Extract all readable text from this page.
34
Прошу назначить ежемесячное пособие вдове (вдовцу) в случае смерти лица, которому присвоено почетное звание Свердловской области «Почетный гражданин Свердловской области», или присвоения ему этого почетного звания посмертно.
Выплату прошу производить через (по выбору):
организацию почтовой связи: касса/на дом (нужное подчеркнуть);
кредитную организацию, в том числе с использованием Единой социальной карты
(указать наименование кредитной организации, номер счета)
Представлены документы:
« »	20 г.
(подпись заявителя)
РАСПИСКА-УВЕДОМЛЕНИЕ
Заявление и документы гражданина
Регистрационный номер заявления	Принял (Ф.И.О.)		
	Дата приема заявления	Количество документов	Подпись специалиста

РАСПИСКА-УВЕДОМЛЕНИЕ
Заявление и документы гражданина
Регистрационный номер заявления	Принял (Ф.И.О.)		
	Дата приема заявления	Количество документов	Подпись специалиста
__________________________________________________
_Exercise brief_: Return all of the entries exactly as they were supplied.

_Written reply_:
Extract all readable text from this page.
34
Прошу назначить ежемесячное пособие вдове (вдовцу) в случае смерти лица, которому присвоено почетное звание Свердловской области «Почетный гражданин Свердловской области», или присвоения ему этого почетного звания посмертно.
Выплату прошу производить через (по выбору):
организацию почтовой связи: касса/на дом (нужное подчеркнуть);
кредитную организацию, в том числе с использованием Единой социальной карты
(указать наименование кредитной организации, номер счета)
Представлены документы:
« »	20 г.
(подпись заявителя)
РАСПИСКА-УВЕДОМЛЕНИЕ
Заявление и документы гражданина
Регистрационный номер заявления	Принял (Ф.И.О.)		
	Дата приема заявления	Количество документов	Подпись специалиста

РАСПИСКА-УВЕДОМЛЕНИЕ
Заявление и документы гражданина
Регистрационный номер заявления	Принял (Ф.И.О.)		
	Дата приема заявления	Количество документов	Подпись специалиста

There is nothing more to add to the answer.